List the lines of this listing that hold the word "JSON".
+---+
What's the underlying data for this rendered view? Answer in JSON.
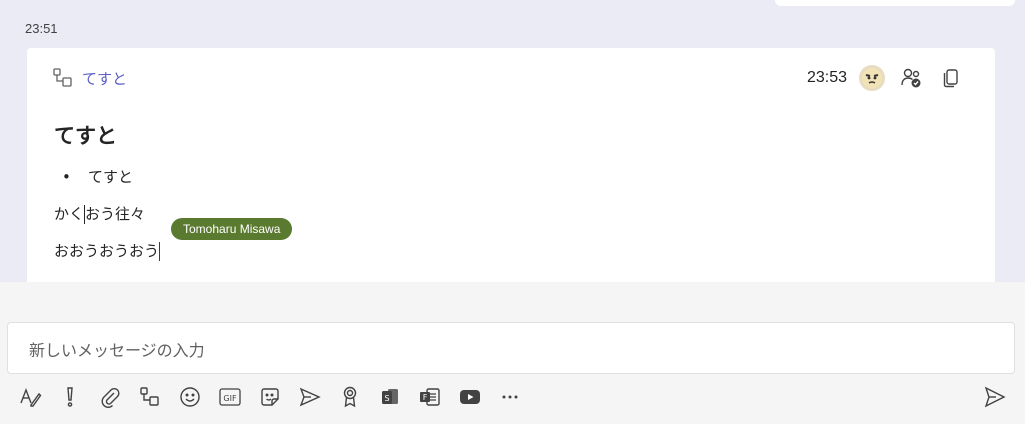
{
  "chat": {
    "timestamp": "23:51",
    "card": {
      "loop_title": "てすと",
      "edited_time": "23:53",
      "content": {
        "heading": "てすと",
        "bullet": "てすと",
        "line1_before": "かく",
        "line1_after": "おう往々",
        "line2": "おおうおうおう"
      },
      "presence_name": "Tomoharu Misawa"
    }
  },
  "compose": {
    "placeholder": "新しいメッセージの入力"
  },
  "toolbar": {
    "items": [
      "format-icon",
      "important-icon",
      "attach-icon",
      "loop-icon",
      "emoji-icon",
      "gif-icon",
      "sticker-icon",
      "schedule-meeting-icon",
      "praise-icon",
      "stream-icon",
      "forms-icon",
      "youtube-icon",
      "more-icon"
    ],
    "gif_label": "GIF",
    "more_label": "···"
  },
  "colors": {
    "accent": "#5b5fc7",
    "presence": "#5a7a2f",
    "chat_bg": "#ebebf5"
  }
}
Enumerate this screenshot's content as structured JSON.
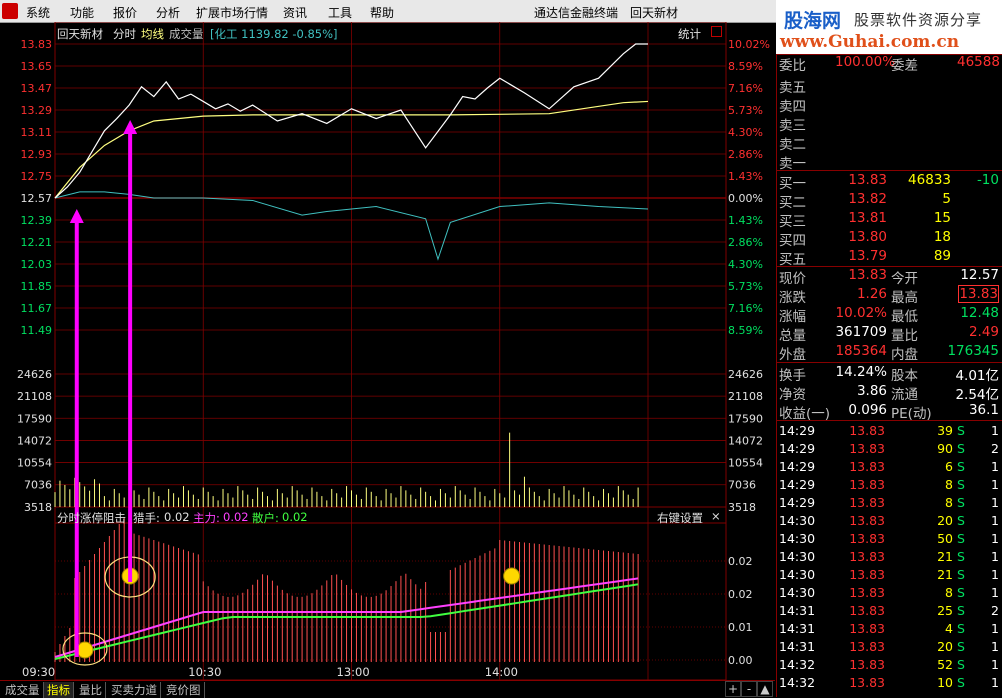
{
  "menu": {
    "items": [
      "系统",
      "功能",
      "报价",
      "分析",
      "扩展市场行情",
      "资讯",
      "工具",
      "帮助"
    ],
    "app_title": "通达信金融终端",
    "stock_name": "回天新材"
  },
  "brand": {
    "name": "股海网",
    "slogan": "股票软件资源分享",
    "url": "www.Guhai.com.cn"
  },
  "chart_header": {
    "stock": "回天新材",
    "mode": "分时",
    "avg_label": "均线",
    "vol_label": "成交量",
    "index_text": "[化工 1139.82 -0.85%]",
    "stats_button": "统计"
  },
  "chart_data": [
    {
      "type": "line",
      "y_ticks_left": [
        "13.83",
        "13.65",
        "13.47",
        "13.29",
        "13.11",
        "12.93",
        "12.75",
        "12.57",
        "12.39",
        "12.21",
        "12.03",
        "11.85",
        "11.67",
        "11.49"
      ],
      "y_ticks_right": [
        "10.02%",
        "8.59%",
        "7.16%",
        "5.73%",
        "4.30%",
        "2.86%",
        "1.43%",
        "0.00%",
        "1.43%",
        "2.86%",
        "4.30%",
        "5.73%",
        "7.16%",
        "8.59%"
      ],
      "ylim": [
        11.31,
        13.83
      ],
      "x_ticks": [
        "09:30",
        "10:30",
        "13:00",
        "14:00"
      ],
      "series": [
        {
          "name": "分时",
          "x": [
            0,
            5,
            10,
            15,
            20,
            25,
            30,
            35,
            40,
            45,
            50,
            55,
            60,
            65,
            70,
            75,
            80,
            90,
            100,
            110,
            120,
            130,
            140,
            150,
            160,
            165,
            170,
            175,
            180,
            190,
            200,
            210,
            220,
            230,
            235,
            240
          ],
          "values": [
            12.57,
            12.66,
            12.78,
            12.95,
            13.12,
            13.22,
            13.33,
            13.48,
            13.4,
            13.52,
            13.38,
            13.42,
            13.36,
            13.3,
            13.34,
            13.28,
            13.33,
            13.2,
            13.26,
            13.18,
            13.3,
            13.22,
            13.29,
            12.98,
            13.25,
            13.4,
            13.38,
            13.47,
            13.55,
            13.43,
            13.3,
            13.48,
            13.55,
            13.75,
            13.83,
            13.83
          ]
        },
        {
          "name": "均线",
          "x": [
            0,
            10,
            20,
            30,
            40,
            60,
            80,
            120,
            160,
            200,
            230,
            240
          ],
          "values": [
            12.57,
            12.82,
            13.0,
            13.12,
            13.2,
            13.24,
            13.25,
            13.25,
            13.25,
            13.26,
            13.35,
            13.36
          ]
        },
        {
          "name": "化工",
          "x": [
            0,
            10,
            20,
            30,
            40,
            60,
            80,
            100,
            110,
            130,
            150,
            155,
            160,
            180,
            200,
            220,
            240
          ],
          "values": [
            12.57,
            12.62,
            12.62,
            12.6,
            12.57,
            12.57,
            12.55,
            12.43,
            12.46,
            12.5,
            12.4,
            12.07,
            12.37,
            12.5,
            12.53,
            12.5,
            12.48
          ]
        }
      ]
    },
    {
      "type": "bar",
      "title": "成交量",
      "y_ticks": [
        "24626",
        "21108",
        "17590",
        "14072",
        "10554",
        "7036",
        "3518"
      ],
      "ylim": [
        0,
        28144
      ],
      "peak_values": [
        {
          "x": 30,
          "value": 7000
        },
        {
          "x": 184,
          "value": 13500
        },
        {
          "x": 190,
          "value": 5500
        }
      ]
    },
    {
      "type": "bar",
      "title": "分时涨停阻击",
      "legend": [
        {
          "name": "猎手",
          "value": "0.02"
        },
        {
          "name": "主力",
          "value": "0.02"
        },
        {
          "name": "散户",
          "value": "0.02"
        }
      ],
      "y_ticks": [
        "0.02",
        "0.02",
        "0.01",
        "0.00"
      ],
      "ylim": [
        0,
        0.028
      ]
    }
  ],
  "indicator_header": {
    "name": "分时涨停阻击",
    "hunter_label": "猎手:",
    "hunter_val": "0.02",
    "main_label": "主力:",
    "main_val": "0.02",
    "retail_label": "散户:",
    "retail_val": "0.02",
    "settings": "右键设置",
    "close": "×"
  },
  "quote": {
    "top_label": "委比",
    "top_val": "100.00%",
    "top_label2": "委差",
    "top_val2": "46588",
    "sell": [
      {
        "label": "卖五",
        "price": "",
        "vol": "",
        "chg": ""
      },
      {
        "label": "卖四",
        "price": "",
        "vol": "",
        "chg": ""
      },
      {
        "label": "卖三",
        "price": "",
        "vol": "",
        "chg": ""
      },
      {
        "label": "卖二",
        "price": "",
        "vol": "",
        "chg": ""
      },
      {
        "label": "卖一",
        "price": "",
        "vol": "",
        "chg": ""
      }
    ],
    "buy": [
      {
        "label": "买一",
        "price": "13.83",
        "vol": "46833",
        "chg": "-10"
      },
      {
        "label": "买二",
        "price": "13.82",
        "vol": "5",
        "chg": ""
      },
      {
        "label": "买三",
        "price": "13.81",
        "vol": "15",
        "chg": ""
      },
      {
        "label": "买四",
        "price": "13.80",
        "vol": "18",
        "chg": ""
      },
      {
        "label": "买五",
        "price": "13.79",
        "vol": "89",
        "chg": ""
      }
    ],
    "stats": [
      {
        "l1": "现价",
        "v1": "13.83",
        "l2": "今开",
        "v2": "12.57",
        "c1": "red",
        "c2": "white"
      },
      {
        "l1": "涨跌",
        "v1": "1.26",
        "l2": "最高",
        "v2": "13.83",
        "c1": "red",
        "c2": "red",
        "box": true
      },
      {
        "l1": "涨幅",
        "v1": "10.02%",
        "l2": "最低",
        "v2": "12.48",
        "c1": "red",
        "c2": "green"
      },
      {
        "l1": "总量",
        "v1": "361709",
        "l2": "量比",
        "v2": "2.49",
        "c1": "white",
        "c2": "red"
      },
      {
        "l1": "外盘",
        "v1": "185364",
        "l2": "内盘",
        "v2": "176345",
        "c1": "red",
        "c2": "green"
      }
    ],
    "fund": [
      {
        "l1": "换手",
        "v1": "14.24%",
        "l2": "股本",
        "v2": "4.01亿"
      },
      {
        "l1": "净资",
        "v1": "3.86",
        "l2": "流通",
        "v2": "2.54亿"
      },
      {
        "l1": "收益(一)",
        "v1": "0.096",
        "l2": "PE(动)",
        "v2": "36.1"
      }
    ],
    "ticks": [
      {
        "t": "14:29",
        "p": "13.83",
        "v": "39",
        "s": "S",
        "n": "1"
      },
      {
        "t": "14:29",
        "p": "13.83",
        "v": "90",
        "s": "S",
        "n": "2"
      },
      {
        "t": "14:29",
        "p": "13.83",
        "v": "6",
        "s": "S",
        "n": "1"
      },
      {
        "t": "14:29",
        "p": "13.83",
        "v": "8",
        "s": "S",
        "n": "1"
      },
      {
        "t": "14:29",
        "p": "13.83",
        "v": "8",
        "s": "S",
        "n": "1"
      },
      {
        "t": "14:30",
        "p": "13.83",
        "v": "20",
        "s": "S",
        "n": "1"
      },
      {
        "t": "14:30",
        "p": "13.83",
        "v": "50",
        "s": "S",
        "n": "1"
      },
      {
        "t": "14:30",
        "p": "13.83",
        "v": "21",
        "s": "S",
        "n": "1"
      },
      {
        "t": "14:30",
        "p": "13.83",
        "v": "21",
        "s": "S",
        "n": "1"
      },
      {
        "t": "14:30",
        "p": "13.83",
        "v": "8",
        "s": "S",
        "n": "1"
      },
      {
        "t": "14:31",
        "p": "13.83",
        "v": "25",
        "s": "S",
        "n": "2"
      },
      {
        "t": "14:31",
        "p": "13.83",
        "v": "4",
        "s": "S",
        "n": "1"
      },
      {
        "t": "14:31",
        "p": "13.83",
        "v": "20",
        "s": "S",
        "n": "1"
      },
      {
        "t": "14:32",
        "p": "13.83",
        "v": "52",
        "s": "S",
        "n": "1"
      },
      {
        "t": "14:32",
        "p": "13.83",
        "v": "10",
        "s": "S",
        "n": "1"
      }
    ]
  },
  "tabs": [
    "成交量",
    "指标",
    "量比",
    "买卖力道",
    "竞价图"
  ],
  "tab_controls": [
    "+",
    "-",
    "▲"
  ],
  "colors": {
    "grid": "#800000",
    "price": "#ffffff",
    "avg": "#ffff80",
    "index": "#40c0c0",
    "up": "#ff3030",
    "down": "#00e060",
    "arrow": "#ff00ff",
    "main": "#ff40ff",
    "retail": "#40ff40",
    "yellow": "#ffff00"
  }
}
+---+
- OUTPUT FOR THIS TASK
What's the underlying data for this rendered view? Answer in JSON.
Enumerate this screenshot's content as structured JSON.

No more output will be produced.